Directive: Extract all of the data and reproduce it precisely.

-----

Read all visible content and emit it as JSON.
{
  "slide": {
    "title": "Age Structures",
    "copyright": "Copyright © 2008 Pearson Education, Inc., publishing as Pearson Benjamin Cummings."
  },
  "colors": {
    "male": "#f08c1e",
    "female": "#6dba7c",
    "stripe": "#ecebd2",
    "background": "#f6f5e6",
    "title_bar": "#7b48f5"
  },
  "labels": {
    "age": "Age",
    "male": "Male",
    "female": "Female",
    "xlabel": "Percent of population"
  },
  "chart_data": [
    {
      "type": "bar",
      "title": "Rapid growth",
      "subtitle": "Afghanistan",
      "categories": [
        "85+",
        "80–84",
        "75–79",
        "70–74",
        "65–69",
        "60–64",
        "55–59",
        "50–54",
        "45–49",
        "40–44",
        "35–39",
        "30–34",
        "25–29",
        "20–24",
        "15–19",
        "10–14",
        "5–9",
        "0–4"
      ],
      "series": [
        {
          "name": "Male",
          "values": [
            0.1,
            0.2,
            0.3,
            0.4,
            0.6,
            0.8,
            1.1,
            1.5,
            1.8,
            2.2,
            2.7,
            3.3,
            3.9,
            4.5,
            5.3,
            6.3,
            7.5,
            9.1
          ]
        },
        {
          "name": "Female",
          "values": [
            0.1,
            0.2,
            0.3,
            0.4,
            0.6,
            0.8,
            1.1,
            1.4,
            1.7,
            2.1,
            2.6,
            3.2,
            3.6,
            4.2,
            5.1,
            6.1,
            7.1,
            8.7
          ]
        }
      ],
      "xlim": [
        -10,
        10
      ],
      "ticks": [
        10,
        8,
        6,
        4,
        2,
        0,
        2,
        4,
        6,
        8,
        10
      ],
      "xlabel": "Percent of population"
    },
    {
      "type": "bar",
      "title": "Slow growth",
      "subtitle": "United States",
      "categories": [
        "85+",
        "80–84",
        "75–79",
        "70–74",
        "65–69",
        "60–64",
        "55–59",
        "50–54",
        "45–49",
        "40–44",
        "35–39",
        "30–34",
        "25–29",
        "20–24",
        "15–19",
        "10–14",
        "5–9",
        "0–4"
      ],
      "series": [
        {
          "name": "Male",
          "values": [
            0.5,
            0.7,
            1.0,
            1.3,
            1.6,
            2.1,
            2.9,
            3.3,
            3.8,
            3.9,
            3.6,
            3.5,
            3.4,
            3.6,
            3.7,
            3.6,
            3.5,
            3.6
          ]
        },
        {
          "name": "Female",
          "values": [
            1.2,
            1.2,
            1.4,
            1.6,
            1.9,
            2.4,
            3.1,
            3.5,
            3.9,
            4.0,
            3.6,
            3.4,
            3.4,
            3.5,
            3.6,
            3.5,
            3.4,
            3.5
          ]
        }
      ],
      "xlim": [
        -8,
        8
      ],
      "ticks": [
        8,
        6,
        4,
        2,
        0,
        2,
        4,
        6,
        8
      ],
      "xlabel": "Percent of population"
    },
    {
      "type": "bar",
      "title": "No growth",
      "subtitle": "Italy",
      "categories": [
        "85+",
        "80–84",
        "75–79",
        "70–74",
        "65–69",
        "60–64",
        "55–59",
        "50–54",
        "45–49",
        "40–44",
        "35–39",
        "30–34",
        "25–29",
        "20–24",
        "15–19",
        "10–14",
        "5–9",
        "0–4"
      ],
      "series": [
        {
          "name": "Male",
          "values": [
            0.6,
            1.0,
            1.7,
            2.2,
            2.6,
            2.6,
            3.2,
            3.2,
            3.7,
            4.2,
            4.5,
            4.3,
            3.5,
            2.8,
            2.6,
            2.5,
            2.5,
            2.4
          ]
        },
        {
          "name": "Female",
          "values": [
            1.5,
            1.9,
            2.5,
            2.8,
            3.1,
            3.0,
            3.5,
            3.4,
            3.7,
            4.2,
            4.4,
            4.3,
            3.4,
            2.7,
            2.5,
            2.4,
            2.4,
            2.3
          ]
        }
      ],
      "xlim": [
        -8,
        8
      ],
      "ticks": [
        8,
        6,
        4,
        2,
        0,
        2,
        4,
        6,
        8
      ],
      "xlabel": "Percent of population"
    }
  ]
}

-----

Answer to this task:
Read all visible content and emit it as JSON.
{
  "slide": {
    "title": "Age Structures",
    "copyright": "Copyright © 2008 Pearson Education, Inc., publishing as Pearson Benjamin Cummings."
  },
  "colors": {
    "male": "#f08c1e",
    "female": "#6dba7c",
    "stripe": "#ecebd2",
    "background": "#f6f5e6",
    "title_bar": "#7b48f5"
  },
  "labels": {
    "age": "Age",
    "male": "Male",
    "female": "Female",
    "xlabel": "Percent of population"
  },
  "chart_data": [
    {
      "type": "bar",
      "title": "Rapid growth",
      "subtitle": "Afghanistan",
      "categories": [
        "85+",
        "80–84",
        "75–79",
        "70–74",
        "65–69",
        "60–64",
        "55–59",
        "50–54",
        "45–49",
        "40–44",
        "35–39",
        "30–34",
        "25–29",
        "20–24",
        "15–19",
        "10–14",
        "5–9",
        "0–4"
      ],
      "series": [
        {
          "name": "Male",
          "values": [
            0.1,
            0.2,
            0.3,
            0.4,
            0.6,
            0.8,
            1.1,
            1.5,
            1.8,
            2.2,
            2.7,
            3.3,
            3.9,
            4.5,
            5.3,
            6.3,
            7.5,
            9.1
          ]
        },
        {
          "name": "Female",
          "values": [
            0.1,
            0.2,
            0.3,
            0.4,
            0.6,
            0.8,
            1.1,
            1.4,
            1.7,
            2.1,
            2.6,
            3.2,
            3.6,
            4.2,
            5.1,
            6.1,
            7.1,
            8.7
          ]
        }
      ],
      "xlim": [
        -10,
        10
      ],
      "ticks": [
        10,
        8,
        6,
        4,
        2,
        0,
        2,
        4,
        6,
        8,
        10
      ],
      "xlabel": "Percent of population"
    },
    {
      "type": "bar",
      "title": "Slow growth",
      "subtitle": "United States",
      "categories": [
        "85+",
        "80–84",
        "75–79",
        "70–74",
        "65–69",
        "60–64",
        "55–59",
        "50–54",
        "45–49",
        "40–44",
        "35–39",
        "30–34",
        "25–29",
        "20–24",
        "15–19",
        "10–14",
        "5–9",
        "0–4"
      ],
      "series": [
        {
          "name": "Male",
          "values": [
            0.5,
            0.7,
            1.0,
            1.3,
            1.6,
            2.1,
            2.9,
            3.3,
            3.8,
            3.9,
            3.6,
            3.5,
            3.4,
            3.6,
            3.7,
            3.6,
            3.5,
            3.6
          ]
        },
        {
          "name": "Female",
          "values": [
            1.2,
            1.2,
            1.4,
            1.6,
            1.9,
            2.4,
            3.1,
            3.5,
            3.9,
            4.0,
            3.6,
            3.4,
            3.4,
            3.5,
            3.6,
            3.5,
            3.4,
            3.5
          ]
        }
      ],
      "xlim": [
        -8,
        8
      ],
      "ticks": [
        8,
        6,
        4,
        2,
        0,
        2,
        4,
        6,
        8
      ],
      "xlabel": "Percent of population"
    },
    {
      "type": "bar",
      "title": "No growth",
      "subtitle": "Italy",
      "categories": [
        "85+",
        "80–84",
        "75–79",
        "70–74",
        "65–69",
        "60–64",
        "55–59",
        "50–54",
        "45–49",
        "40–44",
        "35–39",
        "30–34",
        "25–29",
        "20–24",
        "15–19",
        "10–14",
        "5–9",
        "0–4"
      ],
      "series": [
        {
          "name": "Male",
          "values": [
            0.6,
            1.0,
            1.7,
            2.2,
            2.6,
            2.6,
            3.2,
            3.2,
            3.7,
            4.2,
            4.5,
            4.3,
            3.5,
            2.8,
            2.6,
            2.5,
            2.5,
            2.4
          ]
        },
        {
          "name": "Female",
          "values": [
            1.5,
            1.9,
            2.5,
            2.8,
            3.1,
            3.0,
            3.5,
            3.4,
            3.7,
            4.2,
            4.4,
            4.3,
            3.4,
            2.7,
            2.5,
            2.4,
            2.4,
            2.3
          ]
        }
      ],
      "xlim": [
        -8,
        8
      ],
      "ticks": [
        8,
        6,
        4,
        2,
        0,
        2,
        4,
        6,
        8
      ],
      "xlabel": "Percent of population"
    }
  ]
}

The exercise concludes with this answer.